■ **Written instruction**
Retype, word for word, the line containing "Decode this image" and every line after it to the end. Skip pictures.

■ **Data for the task**
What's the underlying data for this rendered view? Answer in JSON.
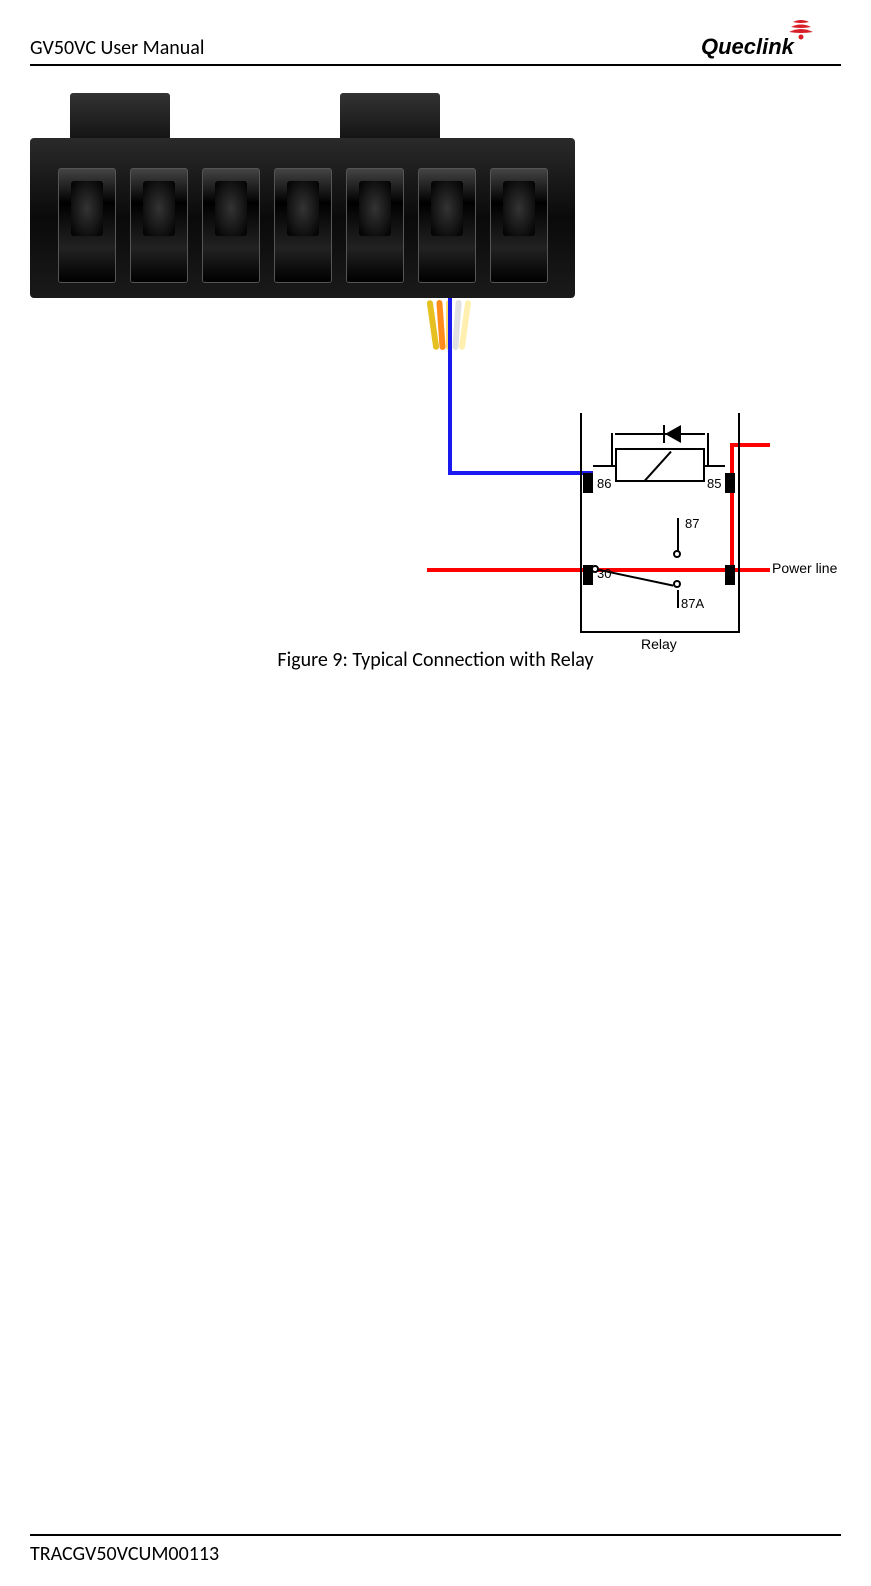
{
  "header": {
    "title": "GV50VC User Manual",
    "brand": "Queclink"
  },
  "figure": {
    "caption": "Figure 9: Typical Connection with Relay",
    "relay": {
      "label": "Relay",
      "terminals": {
        "t86": "86",
        "t85": "85",
        "t30": "30",
        "t87": "87",
        "t87a": "87A"
      },
      "power_line_label": "Power line"
    }
  },
  "footer": {
    "doc_id": "TRACGV50VCUM00113"
  }
}
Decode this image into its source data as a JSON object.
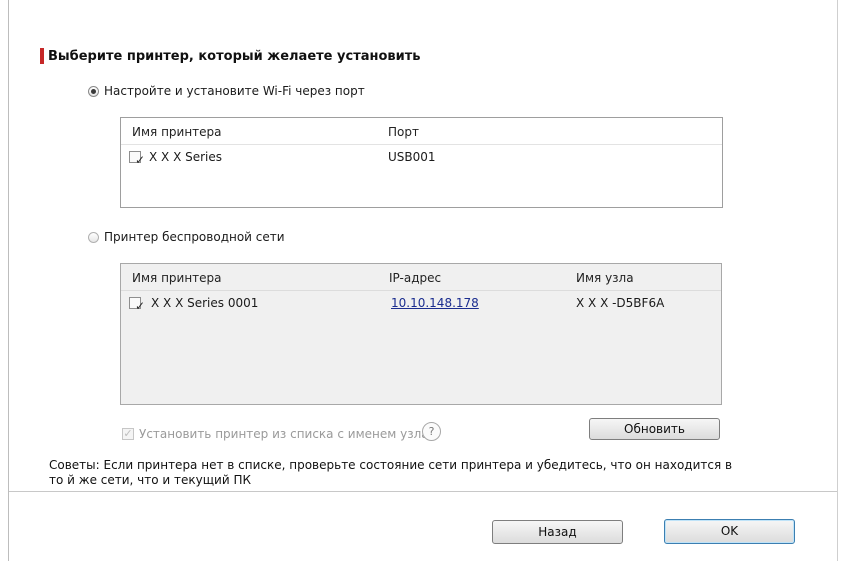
{
  "dialog": {
    "heading": "Выберите принтер, который желаете установить"
  },
  "wifi_option": {
    "label": "Настройте и установите Wi-Fi через порт",
    "selected": true,
    "columns": [
      "Имя принтера",
      "Порт"
    ],
    "rows": [
      {
        "checked": true,
        "name": "X X X  Series",
        "port": "USB001"
      }
    ]
  },
  "wireless_option": {
    "label": "Принтер беспроводной сети",
    "selected": false,
    "columns": [
      "Имя принтера",
      "IP-адрес",
      "Имя узла"
    ],
    "rows": [
      {
        "checked": true,
        "name": "X X X  Series 0001",
        "ip": "10.10.148.178",
        "host": "X X X -D5BF6A"
      }
    ],
    "hostname_checkbox_label": "Установить принтер из списка с именем узла",
    "hostname_checkbox_checked": true,
    "hostname_checkbox_enabled": false,
    "help_icon": "?",
    "refresh_label": "Обновить"
  },
  "tips": "Советы: Если принтера нет в списке, проверьте состояние сети принтера и убедитесь, что он находится в то й же сети, что и текущий ПК",
  "buttons": {
    "back_label": "Назад",
    "ok_label": "OK"
  },
  "icons": {
    "checkmark": "✓",
    "radio_checked": "radio-checked-icon",
    "help": "question-mark-icon"
  },
  "colors": {
    "heading_marker": "#c62828",
    "link": "#1b2d8f"
  }
}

■ **Solution to this problem**
Decode this image into its source data as a JSON object.
{
  "dialog": {
    "heading": "Выберите принтер, который желаете установить"
  },
  "wifi_option": {
    "label": "Настройте и установите Wi-Fi через порт",
    "selected": true,
    "columns": [
      "Имя принтера",
      "Порт"
    ],
    "rows": [
      {
        "checked": true,
        "name": "X X X  Series",
        "port": "USB001"
      }
    ]
  },
  "wireless_option": {
    "label": "Принтер беспроводной сети",
    "selected": false,
    "columns": [
      "Имя принтера",
      "IP-адрес",
      "Имя узла"
    ],
    "rows": [
      {
        "checked": true,
        "name": "X X X  Series 0001",
        "ip": "10.10.148.178",
        "host": "X X X -D5BF6A"
      }
    ],
    "hostname_checkbox_label": "Установить принтер из списка с именем узла",
    "hostname_checkbox_checked": true,
    "hostname_checkbox_enabled": false,
    "help_icon": "?",
    "refresh_label": "Обновить"
  },
  "tips": "Советы: Если принтера нет в списке, проверьте состояние сети принтера и убедитесь, что он находится в то й же сети, что и текущий ПК",
  "buttons": {
    "back_label": "Назад",
    "ok_label": "OK"
  },
  "icons": {
    "checkmark": "✓",
    "radio_checked": "radio-checked-icon",
    "help": "question-mark-icon"
  },
  "colors": {
    "heading_marker": "#c62828",
    "link": "#1b2d8f"
  }
}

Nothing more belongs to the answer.